Find the lines holding "лицевых" and copy them.

Collected data entries
----------------------------------------

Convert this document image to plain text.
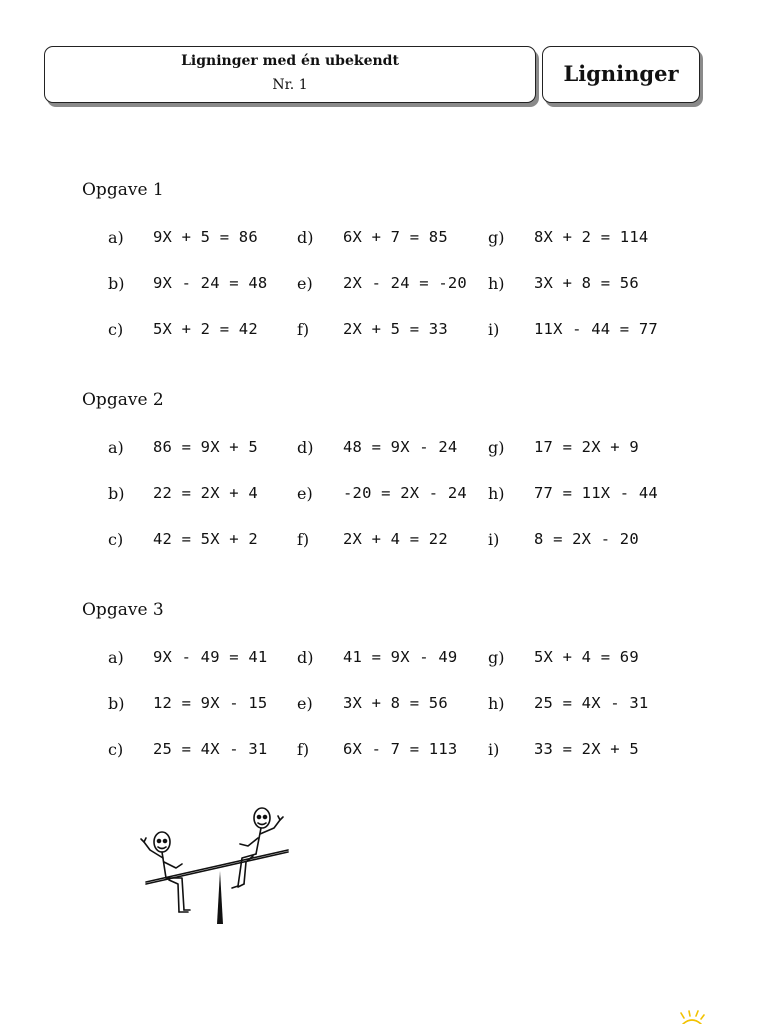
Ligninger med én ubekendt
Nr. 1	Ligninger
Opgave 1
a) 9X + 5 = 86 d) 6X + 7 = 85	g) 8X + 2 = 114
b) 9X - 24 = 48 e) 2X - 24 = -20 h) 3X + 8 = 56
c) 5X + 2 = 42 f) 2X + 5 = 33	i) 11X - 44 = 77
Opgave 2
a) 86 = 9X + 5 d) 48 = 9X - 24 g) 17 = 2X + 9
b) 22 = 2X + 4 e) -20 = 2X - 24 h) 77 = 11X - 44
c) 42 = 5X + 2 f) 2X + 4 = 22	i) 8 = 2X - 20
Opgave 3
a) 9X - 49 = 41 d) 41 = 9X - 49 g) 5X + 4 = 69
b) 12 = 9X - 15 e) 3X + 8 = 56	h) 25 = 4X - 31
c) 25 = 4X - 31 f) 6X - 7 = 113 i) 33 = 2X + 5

----------------------------------------

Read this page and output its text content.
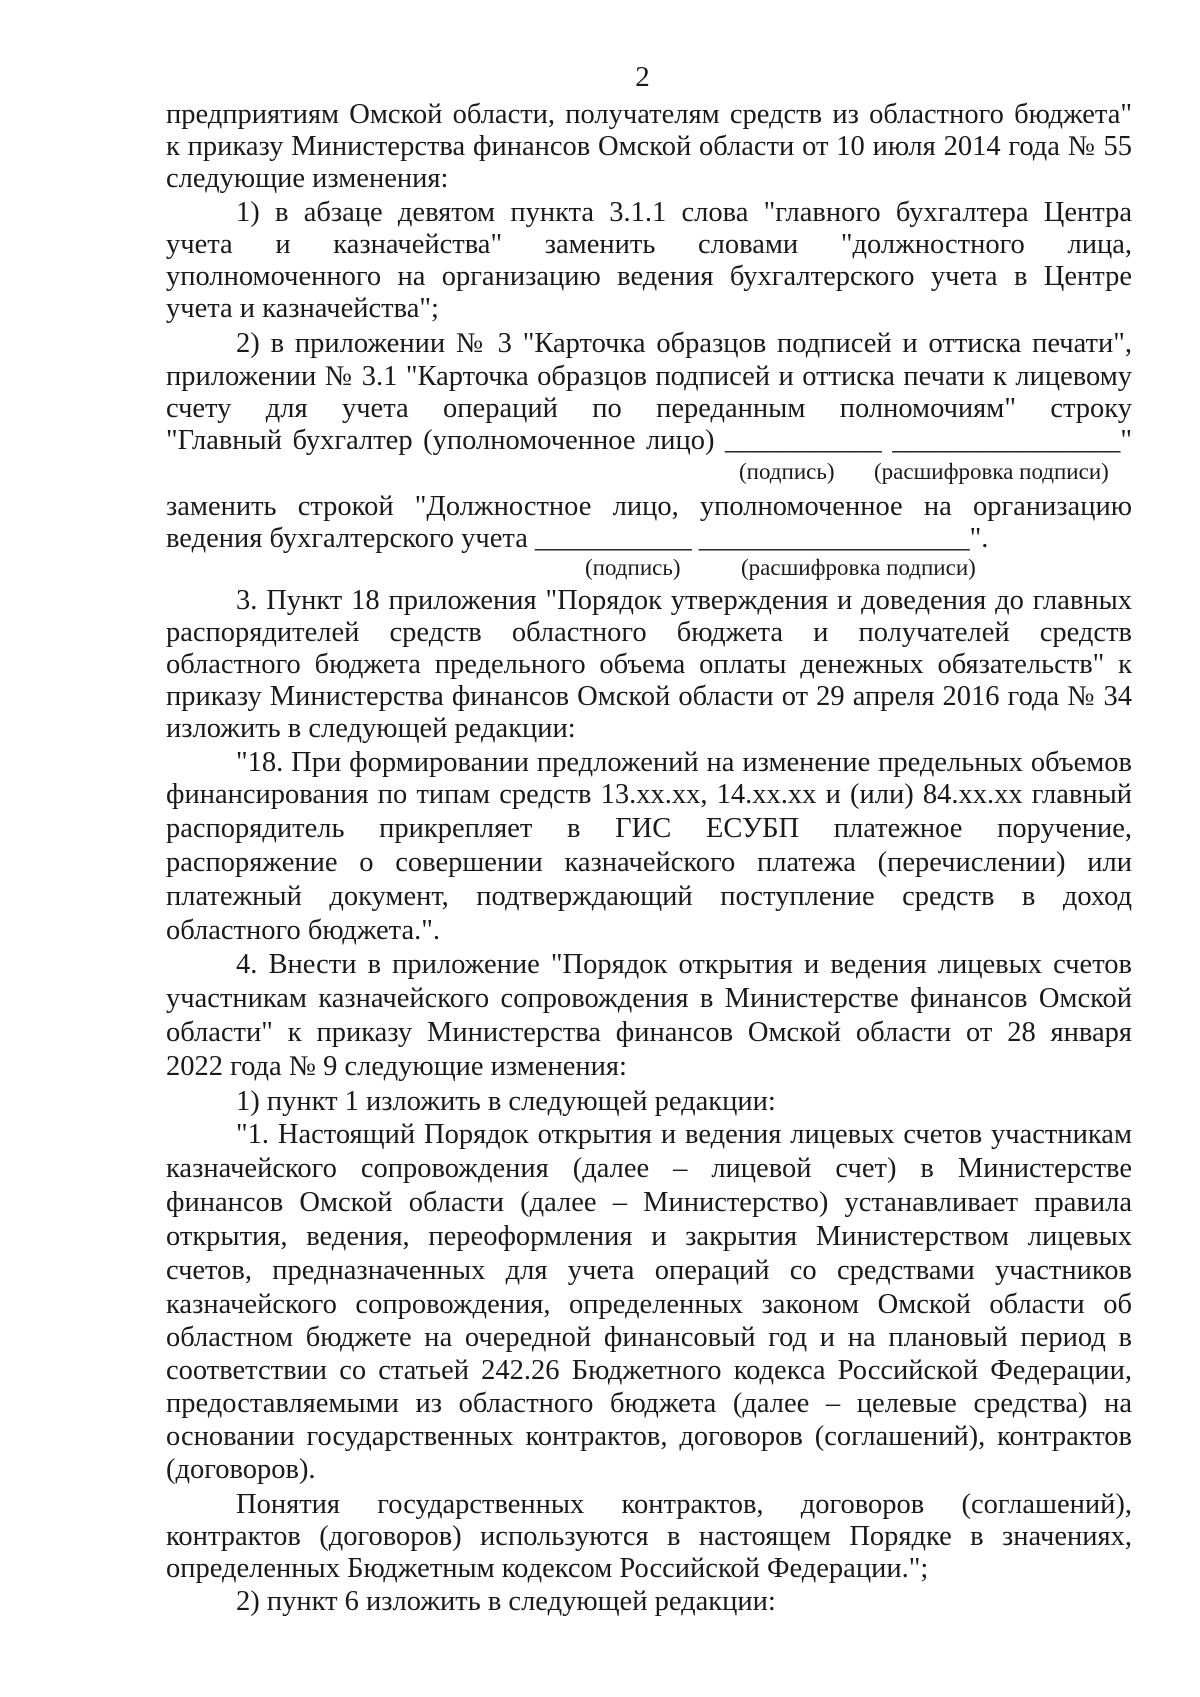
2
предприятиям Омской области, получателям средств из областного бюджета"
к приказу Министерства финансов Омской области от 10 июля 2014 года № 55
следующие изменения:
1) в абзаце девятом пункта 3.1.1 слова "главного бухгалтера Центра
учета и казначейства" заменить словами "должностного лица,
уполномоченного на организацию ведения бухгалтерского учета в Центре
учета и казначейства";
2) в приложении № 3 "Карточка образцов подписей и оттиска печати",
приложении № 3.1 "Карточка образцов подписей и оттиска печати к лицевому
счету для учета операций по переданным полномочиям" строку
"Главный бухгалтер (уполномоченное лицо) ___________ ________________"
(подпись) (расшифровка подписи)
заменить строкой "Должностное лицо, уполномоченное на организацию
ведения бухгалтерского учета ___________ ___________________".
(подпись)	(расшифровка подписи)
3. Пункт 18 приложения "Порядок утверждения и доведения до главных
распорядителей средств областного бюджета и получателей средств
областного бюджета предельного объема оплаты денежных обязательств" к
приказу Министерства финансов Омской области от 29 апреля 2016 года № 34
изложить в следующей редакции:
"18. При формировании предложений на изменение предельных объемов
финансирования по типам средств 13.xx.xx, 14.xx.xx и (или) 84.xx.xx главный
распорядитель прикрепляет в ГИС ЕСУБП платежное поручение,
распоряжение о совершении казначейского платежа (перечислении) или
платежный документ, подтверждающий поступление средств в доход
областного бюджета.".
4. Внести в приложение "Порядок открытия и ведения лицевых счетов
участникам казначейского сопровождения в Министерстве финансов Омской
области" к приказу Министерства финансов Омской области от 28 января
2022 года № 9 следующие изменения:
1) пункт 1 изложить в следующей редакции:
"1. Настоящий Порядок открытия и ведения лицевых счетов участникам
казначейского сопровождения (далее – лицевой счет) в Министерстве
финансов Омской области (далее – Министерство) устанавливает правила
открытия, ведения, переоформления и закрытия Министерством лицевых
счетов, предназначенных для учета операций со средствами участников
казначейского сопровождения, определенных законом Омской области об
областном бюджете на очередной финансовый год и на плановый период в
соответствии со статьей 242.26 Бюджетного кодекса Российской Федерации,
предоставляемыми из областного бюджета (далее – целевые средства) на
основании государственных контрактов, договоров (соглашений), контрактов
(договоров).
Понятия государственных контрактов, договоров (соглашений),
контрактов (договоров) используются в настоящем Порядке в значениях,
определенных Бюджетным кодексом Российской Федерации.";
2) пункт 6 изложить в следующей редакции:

----------------------------------------

CORRECT OUTPUT:
4. Внести в приложение "Порядок открытия и ведения лицевых счетов
"1. Настоящий Порядок открытия и ведения лицевых счетов участникам
открытия, ведения, переоформления и закрытия Министерством лицевых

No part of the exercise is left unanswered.